━━━━━ Data supplied

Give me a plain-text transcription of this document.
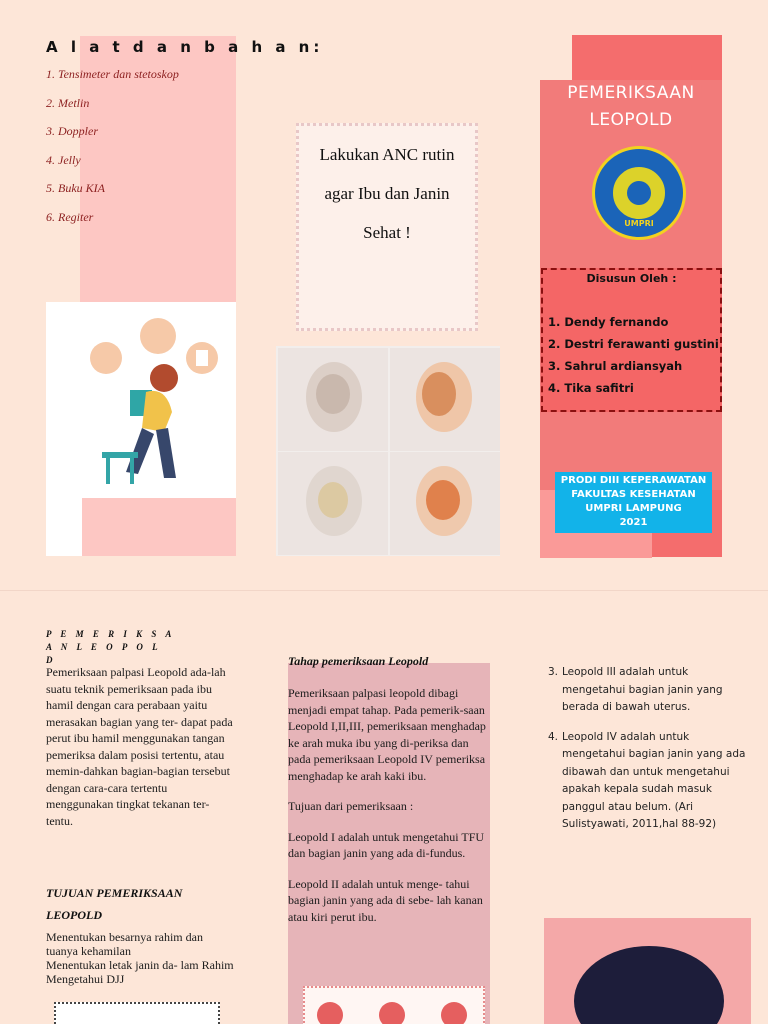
A l a t d a n b a h a n:
1. Tensimeter dan stetoskop
2. Metlin
3. Doppler
4. Jelly
5. Buku KIA
6. Regiter
Lakukan ANC rutin
agar Ibu dan Janin
Sehat !
PEMERIKSAAN
LEOPOLD
UMPRI
Disusun Oleh :
1. Dendy fernando
2. Destri ferawanti gustini
3. Sahrul ardiansyah
4. Tika safitri
PRODI DIII KEPERAWATAN
FAKULTAS KESEHATAN
UMPRI LAMPUNG
2021
P E M E R I K S A A N L E O P O L D
Pemeriksaan palpasi Leopold ada-lah suatu teknik pemeriksaan pada ibu hamil dengan cara perabaan yaitu merasakan bagian yang ter- dapat pada perut ibu hamil menggunakan tangan pemeriksa dalam posisi tertentu, atau memin-dahkan bagian-bagian tersebut dengan cara-cara tertentu menggunakan tingkat tekanan ter-tentu.
TUJUAN PEMERIKSAAN LEOPOLD
Menentukan besarnya rahim dan tuanya kehamilan
Menentukan letak janin da- lam Rahim
Mengetahui DJJ
Tahap pemeriksaan Leopold

Pemeriksaan palpasi leopold dibagi menjadi empat tahap. Pada pemerik-saan Leopold I,II,III, pemeriksaan menghadap ke arah muka ibu yang di-periksa dan pada pemeriksaan Leopold IV pemeriksa menghadap ke arah kaki ibu.

Tujuan dari pemeriksaan :

Leopold I adalah untuk mengetahui TFU dan bagian janin yang ada di-fundus.

Leopold II adalah untuk menge- tahui bagian janin yang ada di sebe- lah kanan atau kiri perut ibu.

3. Leopold III adalah untuk mengetahui bagian janin yang berada di bawah uterus.
4. Leopold IV adalah untuk mengetahui bagian janin yang ada dibawah dan untuk mengetahui apakah kepala sudah masuk panggul atau belum. (Ari Sulistyawati, 2011,hal 88-92)
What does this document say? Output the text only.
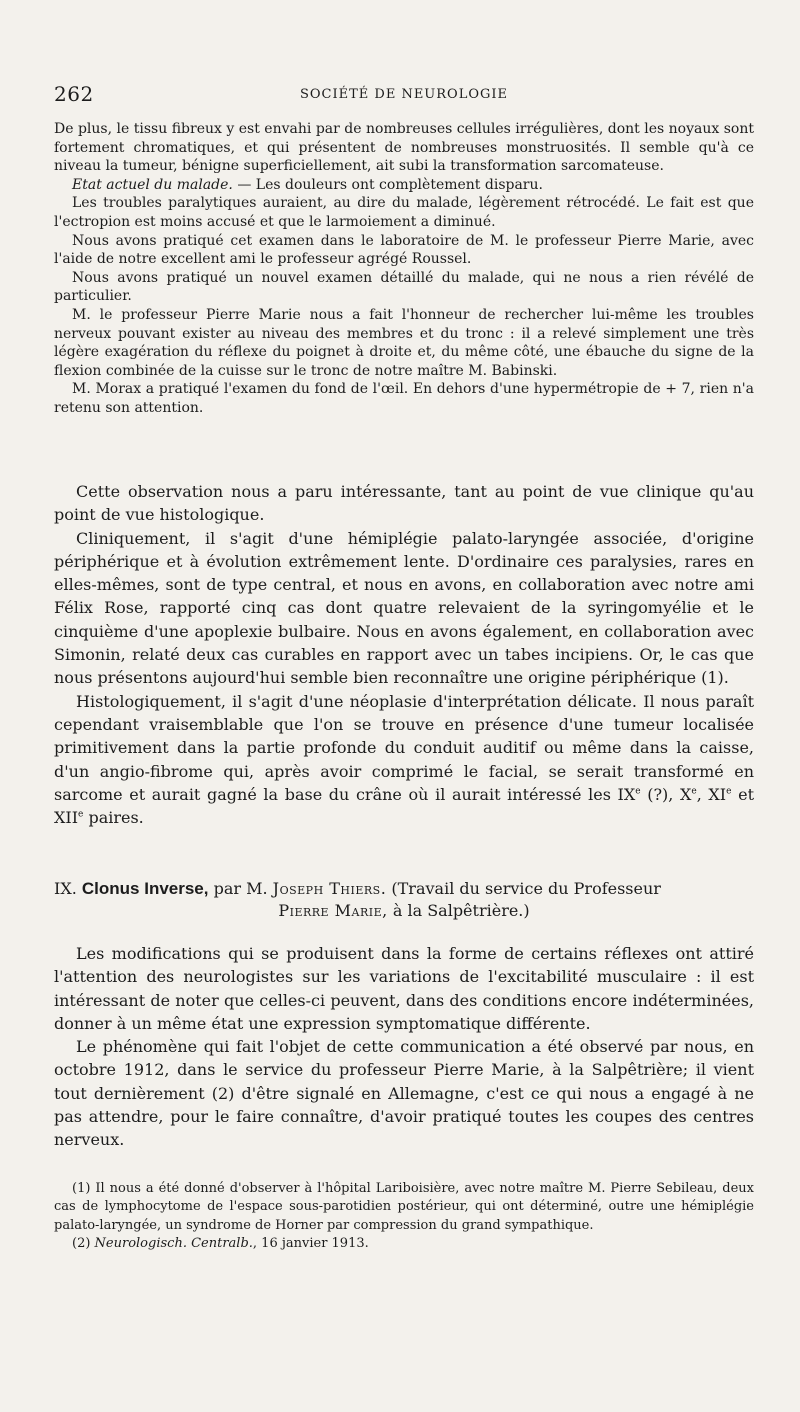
262	SOCIÉTÉ DE NEUROLOGIE

De plus, le tissu fibreux y est envahi par de nombreuses cellules irrégulières, dont les noyaux sont fortement chromatiques, et qui présentent de nombreuses monstruosités. Il semble qu'à ce niveau la tumeur, bénigne superficiellement, ait subi la transformation sarcomateuse.

Etat actuel du malade. — Les douleurs ont complètement disparu.

Les troubles paralytiques auraient, au dire du malade, légèrement rétrocédé. Le fait est que l'ectropion est moins accusé et que le larmoiement a diminué.

Nous avons pratiqué cet examen dans le laboratoire de M. le professeur Pierre Marie, avec l'aide de notre excellent ami le professeur agrégé Roussel.

Nous avons pratiqué un nouvel examen détaillé du malade, qui ne nous a rien révélé de particulier.

M. le professeur Pierre Marie nous a fait l'honneur de rechercher lui-même les troubles nerveux pouvant exister au niveau des membres et du tronc : il a relevé simplement une très légère exagération du réflexe du poignet à droite et, du même côté, une ébauche du signe de la flexion combinée de la cuisse sur le tronc de notre maître M. Babinski.

M. Morax a pratiqué l'examen du fond de l'œil. En dehors d'une hypermétropie de + 7, rien n'a retenu son attention.

Cette observation nous a paru intéressante, tant au point de vue clinique qu'au point de vue histologique.

Cliniquement, il s'agit d'une hémiplégie palato-laryngée associée, d'origine périphérique et à évolution extrêmement lente. D'ordinaire ces paralysies, rares en elles-mêmes, sont de type central, et nous en avons, en collaboration avec notre ami Félix Rose, rapporté cinq cas dont quatre relevaient de la syringomyélie et le cinquième d'une apoplexie bulbaire. Nous en avons également, en collaboration avec Simonin, relaté deux cas curables en rapport avec un tabes incipiens. Or, le cas que nous présentons aujourd'hui semble bien reconnaître une origine périphérique (1).

Histologiquement, il s'agit d'une néoplasie d'interprétation délicate. Il nous paraît cependant vraisemblable que l'on se trouve en présence d'une tumeur localisée primitivement dans la partie profonde du conduit auditif ou même dans la caisse, d'un angio-fibrome qui, après avoir comprimé le facial, se serait transformé en sarcome et aurait gagné la base du crâne où il aurait intéressé les IXe (?), Xe, XIe et XIIe paires.

IX. Clonus Inverse, par M. Joseph Thiers. (Travail du service du Professeur
Pierre Marie, à la Salpêtrière.)

Les modifications qui se produisent dans la forme de certains réflexes ont attiré l'attention des neurologistes sur les variations de l'excitabilité musculaire : il est intéressant de noter que celles-ci peuvent, dans des conditions encore indéterminées, donner à un même état une expression symptomatique différente.

Le phénomène qui fait l'objet de cette communication a été observé par nous, en octobre 1912, dans le service du professeur Pierre Marie, à la Salpêtrière; il vient tout dernièrement (2) d'être signalé en Allemagne, c'est ce qui nous a engagé à ne pas attendre, pour le faire connaître, d'avoir pratiqué toutes les coupes des centres nerveux.

(1) Il nous a été donné d'observer à l'hôpital Lariboisière, avec notre maître M. Pierre Sebileau, deux cas de lymphocytome de l'espace sous-parotidien postérieur, qui ont déterminé, outre une hémiplégie palato-laryngée, un syndrome de Horner par compression du grand sympathique.

(2) Neurologisch. Centralb., 16 janvier 1913.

━━━━━━━━━━

→ **Directions for this task**
Copy the material exactly. Do not include the pictures.

→ **Final result**
Give me a plain-text transcription of this document.
A l a t d a n b a h a n:
1. Tensimeter dan stetoskop
2. Metlin
3. Doppler
4. Jelly
5. Buku KIA
6. Regiter
Lakukan ANC rutin
agar Ibu dan Janin
Sehat !
PEMERIKSAAN
LEOPOLD
UMPRI
Disusun Oleh :
1. Dendy fernando
2. Destri ferawanti gustini
3. Sahrul ardiansyah
4. Tika safitri
PRODI DIII KEPERAWATAN
FAKULTAS KESEHATAN
UMPRI LAMPUNG
2021
P E M E R I K S A A N L E O P O L D
Pemeriksaan palpasi Leopold ada-lah suatu teknik pemeriksaan pada ibu hamil dengan cara perabaan yaitu merasakan bagian yang ter- dapat pada perut ibu hamil menggunakan tangan pemeriksa dalam posisi tertentu, atau memin-dahkan bagian-bagian tersebut dengan cara-cara tertentu menggunakan tingkat tekanan ter-tentu.
TUJUAN PEMERIKSAAN LEOPOLD
Menentukan besarnya rahim dan tuanya kehamilan
Menentukan letak janin da- lam Rahim
Mengetahui DJJ
Tahap pemeriksaan Leopold

Pemeriksaan palpasi leopold dibagi menjadi empat tahap. Pada pemerik-saan Leopold I,II,III, pemeriksaan menghadap ke arah muka ibu yang di-periksa dan pada pemeriksaan Leopold IV pemeriksa menghadap ke arah kaki ibu.

Tujuan dari pemeriksaan :

Leopold I adalah untuk mengetahui TFU dan bagian janin yang ada di-fundus.

Leopold II adalah untuk menge- tahui bagian janin yang ada di sebe- lah kanan atau kiri perut ibu.

3. Leopold III adalah untuk mengetahui bagian janin yang berada di bawah uterus.
4. Leopold IV adalah untuk mengetahui bagian janin yang ada dibawah dan untuk mengetahui apakah kepala sudah masuk panggul atau belum. (Ari Sulistyawati, 2011,hal 88-92)
What does this document say? Output the text only.
262	SOCIÉTÉ DE NEUROLOGIE

De plus, le tissu fibreux y est envahi par de nombreuses cellules irrégulières, dont les noyaux sont fortement chromatiques, et qui présentent de nombreuses monstruosités. Il semble qu'à ce niveau la tumeur, bénigne superficiellement, ait subi la transformation sarcomateuse.

Etat actuel du malade. — Les douleurs ont complètement disparu.

Les troubles paralytiques auraient, au dire du malade, légèrement rétrocédé. Le fait est que l'ectropion est moins accusé et que le larmoiement a diminué.

Nous avons pratiqué cet examen dans le laboratoire de M. le professeur Pierre Marie, avec l'aide de notre excellent ami le professeur agrégé Roussel.

Nous avons pratiqué un nouvel examen détaillé du malade, qui ne nous a rien révélé de particulier.

M. le professeur Pierre Marie nous a fait l'honneur de rechercher lui-même les troubles nerveux pouvant exister au niveau des membres et du tronc : il a relevé simplement une très légère exagération du réflexe du poignet à droite et, du même côté, une ébauche du signe de la flexion combinée de la cuisse sur le tronc de notre maître M. Babinski.

M. Morax a pratiqué l'examen du fond de l'œil. En dehors d'une hypermétropie de + 7, rien n'a retenu son attention.

Cette observation nous a paru intéressante, tant au point de vue clinique qu'au point de vue histologique.

Cliniquement, il s'agit d'une hémiplégie palato-laryngée associée, d'origine périphérique et à évolution extrêmement lente. D'ordinaire ces paralysies, rares en elles-mêmes, sont de type central, et nous en avons, en collaboration avec notre ami Félix Rose, rapporté cinq cas dont quatre relevaient de la syringomyélie et le cinquième d'une apoplexie bulbaire. Nous en avons également, en collaboration avec Simonin, relaté deux cas curables en rapport avec un tabes incipiens. Or, le cas que nous présentons aujourd'hui semble bien reconnaître une origine périphérique (1).

Histologiquement, il s'agit d'une néoplasie d'interprétation délicate. Il nous paraît cependant vraisemblable que l'on se trouve en présence d'une tumeur localisée primitivement dans la partie profonde du conduit auditif ou même dans la caisse, d'un angio-fibrome qui, après avoir comprimé le facial, se serait transformé en sarcome et aurait gagné la base du crâne où il aurait intéressé les IXe (?), Xe, XIe et XIIe paires.

IX. Clonus Inverse, par M. Joseph Thiers. (Travail du service du Professeur
Pierre Marie, à la Salpêtrière.)

Les modifications qui se produisent dans la forme de certains réflexes ont attiré l'attention des neurologistes sur les variations de l'excitabilité musculaire : il est intéressant de noter que celles-ci peuvent, dans des conditions encore indéterminées, donner à un même état une expression symptomatique différente.

Le phénomène qui fait l'objet de cette communication a été observé par nous, en octobre 1912, dans le service du professeur Pierre Marie, à la Salpêtrière; il vient tout dernièrement (2) d'être signalé en Allemagne, c'est ce qui nous a engagé à ne pas attendre, pour le faire connaître, d'avoir pratiqué toutes les coupes des centres nerveux.

(1) Il nous a été donné d'observer à l'hôpital Lariboisière, avec notre maître M. Pierre Sebileau, deux cas de lymphocytome de l'espace sous-parotidien postérieur, qui ont déterminé, outre une hémiplégie palato-laryngée, un syndrome de Horner par compression du grand sympathique.

(2) Neurologisch. Centralb., 16 janvier 1913.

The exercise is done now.